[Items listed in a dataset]
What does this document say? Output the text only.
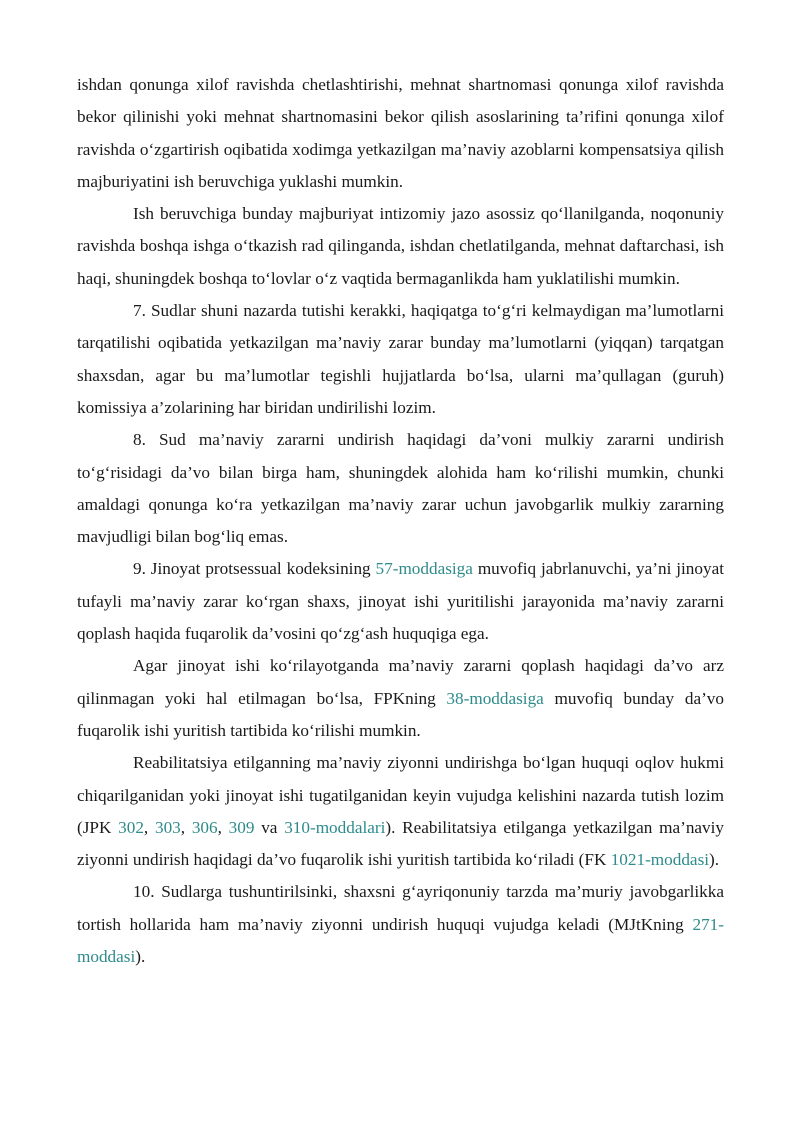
ishdan qonunga xilof ravishda chetlashtirishi, mehnat shartnomasi qonunga xilof ravishda bekor qilinishi yoki mehnat shartnomasini bekor qilish asoslarining ta’rifini qonunga xilof ravishda o‘zgartirish oqibatida xodimga yetkazilgan ma’naviy azoblarni kompensatsiya qilish majburiyatini ish beruvchiga yuklashi mumkin.

Ish beruvchiga bunday majburiyat intizomiy jazo asossiz qo‘llanilganda, noqonuniy ravishda boshqa ishga o‘tkazish rad qilinganda, ishdan chetlatilganda, mehnat daftarchasi, ish haqi, shuningdek boshqa to‘lovlar o‘z vaqtida bermaganlikda ham yuklatilishi mumkin.

7. Sudlar shuni nazarda tutishi kerakki, haqiqatga to‘g‘ri kelmaydigan ma’lumotlarni tarqatilishi oqibatida yetkazilgan ma’naviy zarar bunday ma’lumotlarni (yiqqan) tarqatgan shaxsdan, agar bu ma’lumotlar tegishli hujjatlarda bo‘lsa, ularni ma’qullagan (guruh) komissiya a’zolarining har biridan undirilishi lozim.

8. Sud ma’naviy zararni undirish haqidagi da’voni mulkiy zararni undirish to‘g‘risidagi da’vo bilan birga ham, shuningdek alohida ham ko‘rilishi mumkin, chunki amaldagi qonunga ko‘ra yetkazilgan ma’naviy zarar uchun javobgarlik mulkiy zararning mavjudligi bilan bog‘liq emas.

9. Jinoyat protsessual kodeksining 57-moddasiga muvofiq jabrlanuvchi, ya’ni jinoyat tufayli ma’naviy zarar ko‘rgan shaxs, jinoyat ishi yuritilishi jarayonida ma’naviy zararni qoplash haqida fuqarolik da’vosini qo‘zg‘ash huquqiga ega.

Agar jinoyat ishi ko‘rilayotganda ma’naviy zararni qoplash haqidagi da’vo arz qilinmagan yoki hal etilmagan bo‘lsa, FPKning 38-moddasiga muvofiq bunday da’vo fuqarolik ishi yuritish tartibida ko‘rilishi mumkin.

Reabilitatsiya etilganning ma’naviy ziyonni undirishga bo‘lgan huquqi oqlov hukmi chiqarilganidan yoki jinoyat ishi tugatilganidan keyin vujudga kelishini nazarda tutish lozim (JPK 302, 303, 306, 309 va 310-moddalari). Reabilitatsiya etilganga yetkazilgan ma’naviy ziyonni undirish haqidagi da’vo fuqarolik ishi yuritish tartibida ko‘riladi (FK 1021-moddasi).

10. Sudlarga tushuntirilsinki, shaxsni g‘ayriqonuniy tarzda ma’muriy javobgarlikka tortish hollarida ham ma’naviy ziyonni undirish huquqi vujudga keladi (MJtKning 271-moddasi).
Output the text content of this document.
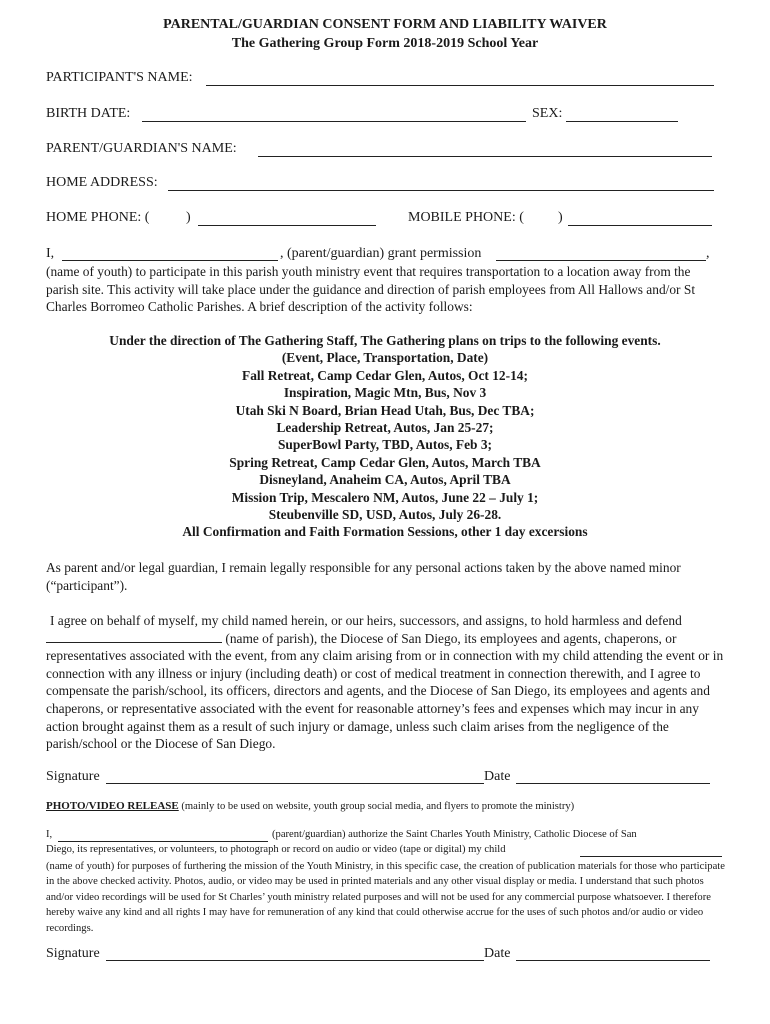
PARENTAL/GUARDIAN CONSENT FORM AND LIABILITY WAIVER
The Gathering Group Form 2018-2019 School Year
PARTICIPANT'S NAME:
BIRTH DATE:	SEX:
PARENT/GUARDIAN'S NAME:
HOME ADDRESS:
HOME PHONE: (	)	MOBILE PHONE: ( )
I,	, (parent/guardian) grant permission	,
(name of youth) to participate in this parish youth ministry event that requires transportation to a location away from the parish site. This activity will take place under the guidance and direction of parish employees from All Hallows and/or St Charles Borromeo Catholic Parishes. A brief description of the activity follows:
Under the direction of The Gathering Staff, The Gathering plans on trips to the following events.
(Event, Place, Transportation, Date)
Fall Retreat, Camp Cedar Glen, Autos, Oct 12-14;
Inspiration, Magic Mtn, Bus, Nov 3
Utah Ski N Board, Brian Head Utah, Bus, Dec TBA;
Leadership Retreat, Autos, Jan 25-27;
SuperBowl Party, TBD, Autos, Feb 3;
Spring Retreat, Camp Cedar Glen, Autos, March TBA
Disneyland, Anaheim CA, Autos, April TBA
Mission Trip, Mescalero NM, Autos, June 22 – July 1;
Steubenville SD, USD, Autos, July 26-28.
All Confirmation and Faith Formation Sessions, other 1 day excersions
As parent and/or legal guardian, I remain legally responsible for any personal actions taken by the above named minor (“participant”).
I agree on behalf of myself, my child named herein, or our heirs, successors, and assigns, to hold harmless and defend (name of parish), the Diocese of San Diego, its employees and agents, chaperons, or representatives associated with the event, from any claim arising from or in connection with my child attending the event or in connection with any illness or injury (including death) or cost of medical treatment in connection therewith, and I agree to compensate the parish/school, its officers, directors and agents, and the Diocese of San Diego, its employees and agents and chaperons, or representative associated with the event for reasonable attorney’s fees and expenses which may incur in any action brought against them as a result of such injury or damage, unless such claim arises from the negligence of the parish/school or the Diocese of San Diego.
Signature	Date
PHOTO/VIDEO RELEASE (mainly to be used on website, youth group social media, and flyers to promote the ministry)
I,	(parent/guardian) authorize the Saint Charles Youth Ministry, Catholic Diocese of San
Diego, its representatives, or volunteers, to photograph or record on audio or video (tape or digital) my child
(name of youth) for purposes of furthering the mission of the Youth Ministry, in this specific case, the creation of publication materials for those who participate in the above checked activity. Photos, audio, or video may be used in printed materials and any other visual display or media. I understand that such photos and/or video recordings will be used for St Charles’ youth ministry related purposes and will not be used for any commercial purpose whatsoever. I therefore hereby waive any kind and all rights I may have for remuneration of any kind that could otherwise accrue for the uses of such photos and/or audio or video recordings.
Signature	Date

* Problem requirements
Gather every line from the listing above in which the word "direction" appears.

* Task solution
(name of youth) to participate in this parish youth ministry event that requires transportation to a location away from the parish site. This activity will take place under the guidance and direction of parish employees from All Hallows and/or St Charles Borromeo Catholic Parishes. A brief description of the activity follows:
Under the direction of The Gathering Staff, The Gathering plans on trips to the following events.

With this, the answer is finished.